Work to complete. Under this task are some entries; return every one of them exactly.

Data section.
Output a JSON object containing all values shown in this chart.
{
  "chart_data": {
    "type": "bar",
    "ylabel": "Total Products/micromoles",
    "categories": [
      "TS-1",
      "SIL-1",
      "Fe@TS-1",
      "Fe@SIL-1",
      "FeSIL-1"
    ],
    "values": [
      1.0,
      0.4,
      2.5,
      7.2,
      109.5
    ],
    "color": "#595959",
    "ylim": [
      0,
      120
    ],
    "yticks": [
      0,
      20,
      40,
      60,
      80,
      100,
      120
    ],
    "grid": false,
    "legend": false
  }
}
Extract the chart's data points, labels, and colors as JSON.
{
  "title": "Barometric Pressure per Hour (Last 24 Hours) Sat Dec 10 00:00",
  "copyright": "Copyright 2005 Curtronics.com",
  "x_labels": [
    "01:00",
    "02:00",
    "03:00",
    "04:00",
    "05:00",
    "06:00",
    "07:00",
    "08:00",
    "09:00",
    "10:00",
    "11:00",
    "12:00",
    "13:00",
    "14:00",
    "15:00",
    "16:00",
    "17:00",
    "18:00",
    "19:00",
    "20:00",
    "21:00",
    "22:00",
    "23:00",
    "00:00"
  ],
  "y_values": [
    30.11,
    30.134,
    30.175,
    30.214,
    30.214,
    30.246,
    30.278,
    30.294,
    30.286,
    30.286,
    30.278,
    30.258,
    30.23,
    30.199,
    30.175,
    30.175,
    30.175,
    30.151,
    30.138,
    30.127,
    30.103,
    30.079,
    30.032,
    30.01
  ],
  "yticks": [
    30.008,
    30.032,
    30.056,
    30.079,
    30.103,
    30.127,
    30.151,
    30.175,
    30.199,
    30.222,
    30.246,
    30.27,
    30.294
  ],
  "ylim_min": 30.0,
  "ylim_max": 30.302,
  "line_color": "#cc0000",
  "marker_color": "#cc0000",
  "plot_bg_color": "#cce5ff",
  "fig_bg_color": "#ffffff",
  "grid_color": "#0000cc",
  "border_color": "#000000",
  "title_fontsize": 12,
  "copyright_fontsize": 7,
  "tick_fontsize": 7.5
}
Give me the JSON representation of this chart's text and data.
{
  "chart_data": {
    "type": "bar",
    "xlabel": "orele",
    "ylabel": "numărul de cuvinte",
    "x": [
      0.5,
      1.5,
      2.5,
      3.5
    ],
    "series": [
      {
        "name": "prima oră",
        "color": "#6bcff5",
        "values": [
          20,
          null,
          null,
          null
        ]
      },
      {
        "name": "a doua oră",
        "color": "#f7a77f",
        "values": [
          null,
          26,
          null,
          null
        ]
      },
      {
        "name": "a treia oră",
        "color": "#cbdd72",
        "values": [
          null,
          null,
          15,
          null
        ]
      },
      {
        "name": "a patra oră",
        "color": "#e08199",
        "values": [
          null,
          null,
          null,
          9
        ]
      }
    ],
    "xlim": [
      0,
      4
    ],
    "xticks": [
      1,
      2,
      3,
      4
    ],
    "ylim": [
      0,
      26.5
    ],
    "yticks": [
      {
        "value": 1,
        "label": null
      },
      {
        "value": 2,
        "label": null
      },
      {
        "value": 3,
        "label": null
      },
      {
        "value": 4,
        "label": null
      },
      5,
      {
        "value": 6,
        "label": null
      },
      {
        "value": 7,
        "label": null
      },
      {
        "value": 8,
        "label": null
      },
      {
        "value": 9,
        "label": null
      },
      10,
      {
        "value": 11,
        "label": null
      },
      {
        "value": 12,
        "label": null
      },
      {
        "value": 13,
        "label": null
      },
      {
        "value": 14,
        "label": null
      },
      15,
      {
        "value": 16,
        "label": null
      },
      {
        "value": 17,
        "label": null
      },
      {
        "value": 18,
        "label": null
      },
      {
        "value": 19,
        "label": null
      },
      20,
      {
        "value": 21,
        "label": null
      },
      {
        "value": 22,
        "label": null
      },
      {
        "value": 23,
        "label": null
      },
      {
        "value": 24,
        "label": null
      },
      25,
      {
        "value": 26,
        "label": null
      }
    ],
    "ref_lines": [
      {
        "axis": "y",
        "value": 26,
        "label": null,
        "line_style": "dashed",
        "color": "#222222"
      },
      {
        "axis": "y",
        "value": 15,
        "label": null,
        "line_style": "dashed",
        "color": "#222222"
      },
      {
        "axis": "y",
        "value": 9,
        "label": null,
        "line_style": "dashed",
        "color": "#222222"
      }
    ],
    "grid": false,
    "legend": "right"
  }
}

Task response.
Output a JSON object containing all values shown in this chart.
{
  "chart_data": {
    "type": "bar",
    "ylabel": "Total Products/micromoles",
    "categories": [
      "TS-1",
      "SIL-1",
      "Fe@TS-1",
      "Fe@SIL-1",
      "FeSIL-1"
    ],
    "values": [
      1.0,
      0.4,
      2.5,
      7.2,
      109.5
    ],
    "color": "#595959",
    "ylim": [
      0,
      120
    ],
    "yticks": [
      0,
      20,
      40,
      60,
      80,
      100,
      120
    ],
    "grid": false,
    "legend": false
  }
}
Extract the chart's data points, labels, and colors as JSON.
{
  "title": "Barometric Pressure per Hour (Last 24 Hours) Sat Dec 10 00:00",
  "copyright": "Copyright 2005 Curtronics.com",
  "x_labels": [
    "01:00",
    "02:00",
    "03:00",
    "04:00",
    "05:00",
    "06:00",
    "07:00",
    "08:00",
    "09:00",
    "10:00",
    "11:00",
    "12:00",
    "13:00",
    "14:00",
    "15:00",
    "16:00",
    "17:00",
    "18:00",
    "19:00",
    "20:00",
    "21:00",
    "22:00",
    "23:00",
    "00:00"
  ],
  "y_values": [
    30.11,
    30.134,
    30.175,
    30.214,
    30.214,
    30.246,
    30.278,
    30.294,
    30.286,
    30.286,
    30.278,
    30.258,
    30.23,
    30.199,
    30.175,
    30.175,
    30.175,
    30.151,
    30.138,
    30.127,
    30.103,
    30.079,
    30.032,
    30.01
  ],
  "yticks": [
    30.008,
    30.032,
    30.056,
    30.079,
    30.103,
    30.127,
    30.151,
    30.175,
    30.199,
    30.222,
    30.246,
    30.27,
    30.294
  ],
  "ylim_min": 30.0,
  "ylim_max": 30.302,
  "line_color": "#cc0000",
  "marker_color": "#cc0000",
  "plot_bg_color": "#cce5ff",
  "fig_bg_color": "#ffffff",
  "grid_color": "#0000cc",
  "border_color": "#000000",
  "title_fontsize": 12,
  "copyright_fontsize": 7,
  "tick_fontsize": 7.5
}
Give me the JSON representation of this chart's text and data.
{
  "chart_data": {
    "type": "bar",
    "xlabel": "orele",
    "ylabel": "numărul de cuvinte",
    "x": [
      0.5,
      1.5,
      2.5,
      3.5
    ],
    "series": [
      {
        "name": "prima oră",
        "color": "#6bcff5",
        "values": [
          20,
          null,
          null,
          null
        ]
      },
      {
        "name": "a doua oră",
        "color": "#f7a77f",
        "values": [
          null,
          26,
          null,
          null
        ]
      },
      {
        "name": "a treia oră",
        "color": "#cbdd72",
        "values": [
          null,
          null,
          15,
          null
        ]
      },
      {
        "name": "a patra oră",
        "color": "#e08199",
        "values": [
          null,
          null,
          null,
          9
        ]
      }
    ],
    "xlim": [
      0,
      4
    ],
    "xticks": [
      1,
      2,
      3,
      4
    ],
    "ylim": [
      0,
      26.5
    ],
    "yticks": [
      {
        "value": 1,
        "label": null
      },
      {
        "value": 2,
        "label": null
      },
      {
        "value": 3,
        "label": null
      },
      {
        "value": 4,
        "label": null
      },
      5,
      {
        "value": 6,
        "label": null
      },
      {
        "value": 7,
        "label": null
      },
      {
        "value": 8,
        "label": null
      },
      {
        "value": 9,
        "label": null
      },
      10,
      {
        "value": 11,
        "label": null
      },
      {
        "value": 12,
        "label": null
      },
      {
        "value": 13,
        "label": null
      },
      {
        "value": 14,
        "label": null
      },
      15,
      {
        "value": 16,
        "label": null
      },
      {
        "value": 17,
        "label": null
      },
      {
        "value": 18,
        "label": null
      },
      {
        "value": 19,
        "label": null
      },
      20,
      {
        "value": 21,
        "label": null
      },
      {
        "value": 22,
        "label": null
      },
      {
        "value": 23,
        "label": null
      },
      {
        "value": 24,
        "label": null
      },
      25,
      {
        "value": 26,
        "label": null
      }
    ],
    "ref_lines": [
      {
        "axis": "y",
        "value": 26,
        "label": null,
        "line_style": "dashed",
        "color": "#222222"
      },
      {
        "axis": "y",
        "value": 15,
        "label": null,
        "line_style": "dashed",
        "color": "#222222"
      },
      {
        "axis": "y",
        "value": 9,
        "label": null,
        "line_style": "dashed",
        "color": "#222222"
      }
    ],
    "grid": false,
    "legend": "right"
  }
}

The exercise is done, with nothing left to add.